28 Mart 2017 Salı

MASAL

Bir varmış,
Bir yokmuş...
Evvel zaman içindeymiş ama öyle de çok evveli değilmiş,
Bir anne varmış, iki oğlu olan,
Tek isteği çocuklarının hayal gücünün çok geniş olmasıymış.
Onlarla tiyatrolara gidermiş ve oyunlar oynarmış;
Onlara kitaplar alırmış ve masallar anlatır dururmuş.

Ama ona hiç masal anlatanı olmamış ki çocukluğunda,
Masal nasıl anlatılır nereden bilsin ki bu anne?
Daha güzel nasıl anlatırım diye de kafa yorar dururmuş bu nedenle...

Bir gün, bir ilan geçmiş eline;
"Masal Şatosunda, Masallar Dinlemeye"
Çok ama çok heyecanlanmış bu işe.
Varsın olsun uzakta bir Şato da olsa
Masallar için yollar da gidilir, dağlar da aşılır, denizler de geçilir nasıl olsa...

» **Veri parçası**

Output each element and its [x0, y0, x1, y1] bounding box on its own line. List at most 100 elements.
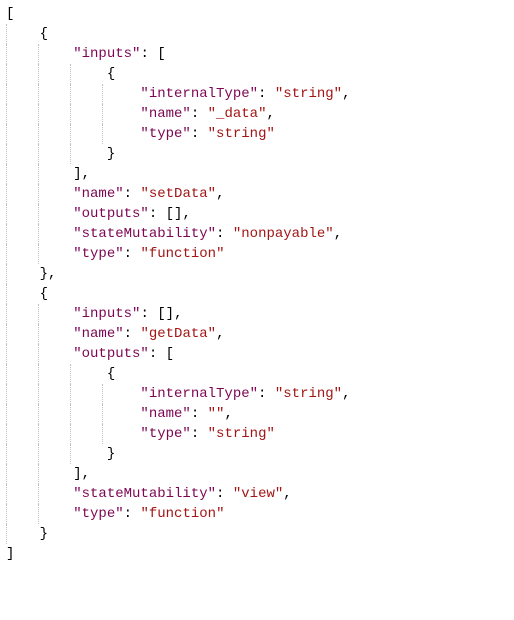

» **Göreviniz**
Yukarıdaki masal metninde "Ama ona hiç" ile başlayıp "dururmuş bu nedenle..." ile biten bölümü hiç değiştirmeden olduğu gibi yazın.

» **Alıştırmanın çözümü**
Ama ona hiç masal anlatanı olmamış ki çocukluğunda,
Masal nasıl anlatılır nereden bilsin ki bu anne?
Daha güzel nasıl anlatırım diye de kafa yorar dururmuş bu nedenle...